▶ **GIVEN ENTRIES**:
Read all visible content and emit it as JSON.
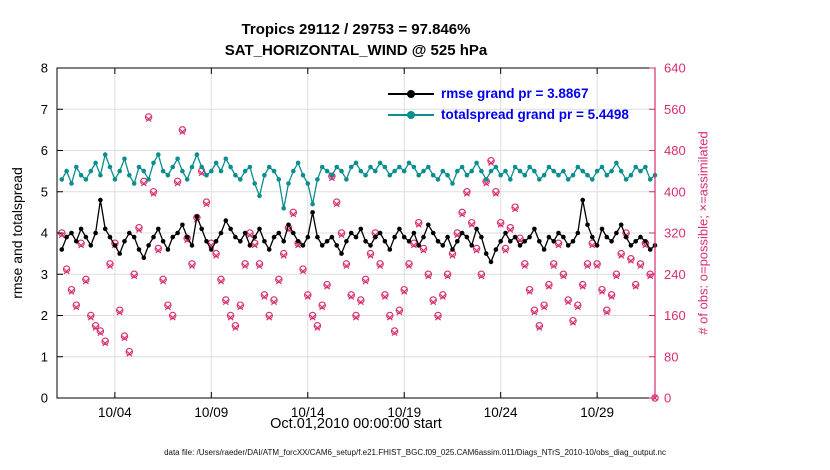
{
  "title": {
    "line1": "Tropics 29112 / 29753 = 97.846%",
    "line2": "SAT_HORIZONTAL_WIND @ 525 hPa"
  },
  "caption": "data file: /Users/raeder/DAI/ATM_forcXX/CAM6_setup/f.e21.FHIST_BGC.f09_025.CAM6assim.011/Diags_NTrS_2010-10/obs_diag_output.nc",
  "chart_data": {
    "type": "line",
    "xlabel": "Oct.01,2010 00:00:00 start",
    "x_start_days": 0,
    "x_end_days": 31,
    "x_step_days": 0.25,
    "xticks": [
      {
        "t": 3,
        "label": "10/04"
      },
      {
        "t": 8,
        "label": "10/09"
      },
      {
        "t": 13,
        "label": "10/14"
      },
      {
        "t": 18,
        "label": "10/19"
      },
      {
        "t": 23,
        "label": "10/24"
      },
      {
        "t": 28,
        "label": "10/29"
      }
    ],
    "left_axis": {
      "label": "rmse and totalspread",
      "min": 0,
      "max": 8,
      "tick_step": 1,
      "color": "#000000"
    },
    "right_axis": {
      "label": "# of obs: o=possible; ×=assimilated",
      "min": 0,
      "max": 640,
      "tick_step": 80,
      "color": "#d92d6f"
    },
    "grid": true,
    "legend_text_color": "#0000ee",
    "legend_position": "top-right-inside",
    "series": [
      {
        "name": "rmse",
        "legend": "rmse grand pr = 3.8867",
        "grand_mean": 3.8867,
        "color": "#000000",
        "axis": "left",
        "values": [
          3.6,
          3.9,
          4.0,
          3.8,
          4.1,
          3.9,
          3.7,
          4.0,
          4.8,
          4.1,
          3.9,
          3.7,
          3.5,
          3.8,
          4.0,
          3.9,
          3.6,
          3.4,
          3.7,
          3.9,
          4.1,
          3.8,
          3.6,
          3.9,
          4.0,
          4.2,
          3.9,
          3.7,
          4.4,
          4.1,
          3.8,
          3.6,
          3.8,
          4.0,
          4.3,
          4.1,
          3.9,
          3.8,
          4.0,
          3.7,
          3.9,
          4.1,
          3.8,
          3.6,
          3.9,
          4.0,
          3.8,
          4.2,
          4.0,
          3.8,
          3.7,
          3.9,
          4.5,
          3.9,
          3.7,
          3.8,
          3.9,
          3.7,
          3.5,
          3.8,
          4.0,
          3.9,
          4.1,
          3.8,
          3.7,
          3.9,
          4.0,
          3.8,
          3.6,
          3.9,
          4.1,
          3.9,
          3.8,
          4.0,
          3.7,
          3.9,
          4.2,
          4.0,
          3.8,
          3.7,
          3.9,
          3.6,
          3.8,
          4.0,
          3.9,
          3.7,
          4.1,
          3.9,
          3.5,
          3.3,
          3.6,
          3.8,
          4.0,
          3.8,
          3.9,
          3.7,
          3.8,
          3.9,
          4.1,
          3.8,
          3.6,
          3.9,
          3.8,
          4.0,
          3.9,
          3.7,
          3.8,
          4.0,
          4.8,
          4.2,
          3.9,
          3.7,
          4.1,
          3.9,
          3.8,
          4.0,
          4.2,
          3.9,
          3.7,
          3.8,
          3.9,
          3.8,
          3.6,
          3.7
        ]
      },
      {
        "name": "totalspread",
        "legend": "totalspread grand pr = 5.4498",
        "grand_mean": 5.4498,
        "color": "#0c8d8e",
        "axis": "left",
        "values": [
          5.3,
          5.5,
          5.2,
          5.6,
          5.4,
          5.3,
          5.5,
          5.7,
          5.4,
          5.9,
          5.6,
          5.3,
          5.5,
          5.8,
          5.4,
          5.2,
          5.6,
          5.5,
          5.3,
          5.7,
          5.9,
          5.5,
          5.4,
          5.6,
          5.8,
          5.5,
          5.3,
          5.6,
          5.9,
          5.6,
          5.4,
          5.5,
          5.7,
          5.5,
          5.8,
          5.6,
          5.4,
          5.3,
          5.5,
          5.6,
          5.2,
          4.9,
          5.4,
          5.6,
          5.5,
          5.3,
          4.6,
          5.2,
          5.5,
          5.7,
          5.4,
          5.2,
          4.7,
          5.3,
          5.6,
          5.5,
          5.4,
          5.6,
          5.5,
          5.3,
          5.6,
          5.7,
          5.5,
          5.4,
          5.6,
          5.5,
          5.7,
          5.6,
          5.4,
          5.5,
          5.6,
          5.5,
          5.7,
          5.6,
          5.4,
          5.5,
          5.6,
          5.4,
          5.3,
          5.5,
          5.4,
          5.2,
          5.5,
          5.6,
          5.4,
          5.5,
          5.7,
          5.5,
          5.3,
          5.5,
          5.6,
          5.4,
          5.5,
          5.3,
          5.6,
          5.5,
          5.4,
          5.6,
          5.5,
          5.3,
          5.4,
          5.6,
          5.5,
          5.4,
          5.5,
          5.3,
          5.4,
          5.6,
          5.5,
          5.4,
          5.3,
          5.5,
          5.6,
          5.4,
          5.5,
          5.7,
          5.5,
          5.3,
          5.4,
          5.6,
          5.5,
          5.6,
          5.3,
          5.4
        ]
      }
    ],
    "obs": {
      "marker_color": "#d92d6f",
      "possible_marker": "circle",
      "assimilated_marker": "x",
      "possible": [
        320,
        250,
        210,
        180,
        300,
        230,
        160,
        140,
        130,
        110,
        260,
        300,
        170,
        120,
        90,
        240,
        330,
        420,
        545,
        400,
        290,
        230,
        180,
        160,
        420,
        520,
        310,
        260,
        350,
        440,
        380,
        300,
        280,
        230,
        190,
        160,
        140,
        180,
        260,
        320,
        300,
        260,
        200,
        160,
        190,
        230,
        280,
        330,
        360,
        300,
        250,
        200,
        160,
        140,
        180,
        220,
        430,
        380,
        320,
        260,
        200,
        160,
        190,
        230,
        280,
        320,
        260,
        200,
        160,
        130,
        170,
        210,
        260,
        300,
        340,
        290,
        240,
        190,
        160,
        200,
        240,
        280,
        320,
        360,
        400,
        340,
        290,
        240,
        420,
        460,
        400,
        340,
        290,
        330,
        370,
        310,
        260,
        210,
        170,
        140,
        180,
        220,
        260,
        300,
        240,
        190,
        150,
        180,
        220,
        260,
        300,
        260,
        210,
        170,
        200,
        240,
        280,
        320,
        270,
        220,
        260,
        300,
        240,
        0
      ],
      "assimilated": [
        316,
        246,
        206,
        176,
        296,
        226,
        156,
        136,
        126,
        106,
        256,
        296,
        166,
        116,
        86,
        236,
        326,
        416,
        541,
        396,
        286,
        226,
        176,
        156,
        416,
        516,
        306,
        256,
        346,
        436,
        376,
        296,
        276,
        226,
        186,
        156,
        136,
        176,
        256,
        316,
        296,
        256,
        196,
        156,
        186,
        226,
        276,
        326,
        356,
        296,
        246,
        196,
        156,
        136,
        176,
        216,
        426,
        376,
        316,
        256,
        196,
        156,
        186,
        226,
        276,
        316,
        256,
        196,
        156,
        126,
        166,
        206,
        256,
        296,
        336,
        286,
        236,
        186,
        156,
        196,
        236,
        276,
        316,
        356,
        396,
        336,
        286,
        236,
        416,
        456,
        396,
        336,
        286,
        326,
        366,
        306,
        256,
        206,
        166,
        136,
        176,
        216,
        256,
        296,
        236,
        186,
        146,
        176,
        216,
        256,
        296,
        256,
        206,
        166,
        196,
        236,
        276,
        316,
        266,
        216,
        256,
        296,
        236,
        0
      ]
    }
  }
}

▶ **WHAT IS NEEDED**: Every record above should be written out again exactly; the pictures stay out of the copy.

▶ **COMPLETED EXERCISE**:
Read all visible content and emit it as JSON.
{
  "title": {
    "line1": "Tropics 29112 / 29753 = 97.846%",
    "line2": "SAT_HORIZONTAL_WIND @ 525 hPa"
  },
  "caption": "data file: /Users/raeder/DAI/ATM_forcXX/CAM6_setup/f.e21.FHIST_BGC.f09_025.CAM6assim.011/Diags_NTrS_2010-10/obs_diag_output.nc",
  "chart_data": {
    "type": "line",
    "xlabel": "Oct.01,2010 00:00:00 start",
    "x_start_days": 0,
    "x_end_days": 31,
    "x_step_days": 0.25,
    "xticks": [
      {
        "t": 3,
        "label": "10/04"
      },
      {
        "t": 8,
        "label": "10/09"
      },
      {
        "t": 13,
        "label": "10/14"
      },
      {
        "t": 18,
        "label": "10/19"
      },
      {
        "t": 23,
        "label": "10/24"
      },
      {
        "t": 28,
        "label": "10/29"
      }
    ],
    "left_axis": {
      "label": "rmse and totalspread",
      "min": 0,
      "max": 8,
      "tick_step": 1,
      "color": "#000000"
    },
    "right_axis": {
      "label": "# of obs: o=possible; ×=assimilated",
      "min": 0,
      "max": 640,
      "tick_step": 80,
      "color": "#d92d6f"
    },
    "grid": true,
    "legend_text_color": "#0000ee",
    "legend_position": "top-right-inside",
    "series": [
      {
        "name": "rmse",
        "legend": "rmse grand pr = 3.8867",
        "grand_mean": 3.8867,
        "color": "#000000",
        "axis": "left",
        "values": [
          3.6,
          3.9,
          4.0,
          3.8,
          4.1,
          3.9,
          3.7,
          4.0,
          4.8,
          4.1,
          3.9,
          3.7,
          3.5,
          3.8,
          4.0,
          3.9,
          3.6,
          3.4,
          3.7,
          3.9,
          4.1,
          3.8,
          3.6,
          3.9,
          4.0,
          4.2,
          3.9,
          3.7,
          4.4,
          4.1,
          3.8,
          3.6,
          3.8,
          4.0,
          4.3,
          4.1,
          3.9,
          3.8,
          4.0,
          3.7,
          3.9,
          4.1,
          3.8,
          3.6,
          3.9,
          4.0,
          3.8,
          4.2,
          4.0,
          3.8,
          3.7,
          3.9,
          4.5,
          3.9,
          3.7,
          3.8,
          3.9,
          3.7,
          3.5,
          3.8,
          4.0,
          3.9,
          4.1,
          3.8,
          3.7,
          3.9,
          4.0,
          3.8,
          3.6,
          3.9,
          4.1,
          3.9,
          3.8,
          4.0,
          3.7,
          3.9,
          4.2,
          4.0,
          3.8,
          3.7,
          3.9,
          3.6,
          3.8,
          4.0,
          3.9,
          3.7,
          4.1,
          3.9,
          3.5,
          3.3,
          3.6,
          3.8,
          4.0,
          3.8,
          3.9,
          3.7,
          3.8,
          3.9,
          4.1,
          3.8,
          3.6,
          3.9,
          3.8,
          4.0,
          3.9,
          3.7,
          3.8,
          4.0,
          4.8,
          4.2,
          3.9,
          3.7,
          4.1,
          3.9,
          3.8,
          4.0,
          4.2,
          3.9,
          3.7,
          3.8,
          3.9,
          3.8,
          3.6,
          3.7
        ]
      },
      {
        "name": "totalspread",
        "legend": "totalspread grand pr = 5.4498",
        "grand_mean": 5.4498,
        "color": "#0c8d8e",
        "axis": "left",
        "values": [
          5.3,
          5.5,
          5.2,
          5.6,
          5.4,
          5.3,
          5.5,
          5.7,
          5.4,
          5.9,
          5.6,
          5.3,
          5.5,
          5.8,
          5.4,
          5.2,
          5.6,
          5.5,
          5.3,
          5.7,
          5.9,
          5.5,
          5.4,
          5.6,
          5.8,
          5.5,
          5.3,
          5.6,
          5.9,
          5.6,
          5.4,
          5.5,
          5.7,
          5.5,
          5.8,
          5.6,
          5.4,
          5.3,
          5.5,
          5.6,
          5.2,
          4.9,
          5.4,
          5.6,
          5.5,
          5.3,
          4.6,
          5.2,
          5.5,
          5.7,
          5.4,
          5.2,
          4.7,
          5.3,
          5.6,
          5.5,
          5.4,
          5.6,
          5.5,
          5.3,
          5.6,
          5.7,
          5.5,
          5.4,
          5.6,
          5.5,
          5.7,
          5.6,
          5.4,
          5.5,
          5.6,
          5.5,
          5.7,
          5.6,
          5.4,
          5.5,
          5.6,
          5.4,
          5.3,
          5.5,
          5.4,
          5.2,
          5.5,
          5.6,
          5.4,
          5.5,
          5.7,
          5.5,
          5.3,
          5.5,
          5.6,
          5.4,
          5.5,
          5.3,
          5.6,
          5.5,
          5.4,
          5.6,
          5.5,
          5.3,
          5.4,
          5.6,
          5.5,
          5.4,
          5.5,
          5.3,
          5.4,
          5.6,
          5.5,
          5.4,
          5.3,
          5.5,
          5.6,
          5.4,
          5.5,
          5.7,
          5.5,
          5.3,
          5.4,
          5.6,
          5.5,
          5.6,
          5.3,
          5.4
        ]
      }
    ],
    "obs": {
      "marker_color": "#d92d6f",
      "possible_marker": "circle",
      "assimilated_marker": "x",
      "possible": [
        320,
        250,
        210,
        180,
        300,
        230,
        160,
        140,
        130,
        110,
        260,
        300,
        170,
        120,
        90,
        240,
        330,
        420,
        545,
        400,
        290,
        230,
        180,
        160,
        420,
        520,
        310,
        260,
        350,
        440,
        380,
        300,
        280,
        230,
        190,
        160,
        140,
        180,
        260,
        320,
        300,
        260,
        200,
        160,
        190,
        230,
        280,
        330,
        360,
        300,
        250,
        200,
        160,
        140,
        180,
        220,
        430,
        380,
        320,
        260,
        200,
        160,
        190,
        230,
        280,
        320,
        260,
        200,
        160,
        130,
        170,
        210,
        260,
        300,
        340,
        290,
        240,
        190,
        160,
        200,
        240,
        280,
        320,
        360,
        400,
        340,
        290,
        240,
        420,
        460,
        400,
        340,
        290,
        330,
        370,
        310,
        260,
        210,
        170,
        140,
        180,
        220,
        260,
        300,
        240,
        190,
        150,
        180,
        220,
        260,
        300,
        260,
        210,
        170,
        200,
        240,
        280,
        320,
        270,
        220,
        260,
        300,
        240,
        0
      ],
      "assimilated": [
        316,
        246,
        206,
        176,
        296,
        226,
        156,
        136,
        126,
        106,
        256,
        296,
        166,
        116,
        86,
        236,
        326,
        416,
        541,
        396,
        286,
        226,
        176,
        156,
        416,
        516,
        306,
        256,
        346,
        436,
        376,
        296,
        276,
        226,
        186,
        156,
        136,
        176,
        256,
        316,
        296,
        256,
        196,
        156,
        186,
        226,
        276,
        326,
        356,
        296,
        246,
        196,
        156,
        136,
        176,
        216,
        426,
        376,
        316,
        256,
        196,
        156,
        186,
        226,
        276,
        316,
        256,
        196,
        156,
        126,
        166,
        206,
        256,
        296,
        336,
        286,
        236,
        186,
        156,
        196,
        236,
        276,
        316,
        356,
        396,
        336,
        286,
        236,
        416,
        456,
        396,
        336,
        286,
        326,
        366,
        306,
        256,
        206,
        166,
        136,
        176,
        216,
        256,
        296,
        236,
        186,
        146,
        176,
        216,
        256,
        296,
        256,
        206,
        166,
        196,
        236,
        276,
        316,
        266,
        216,
        256,
        296,
        236,
        0
      ]
    }
  }
}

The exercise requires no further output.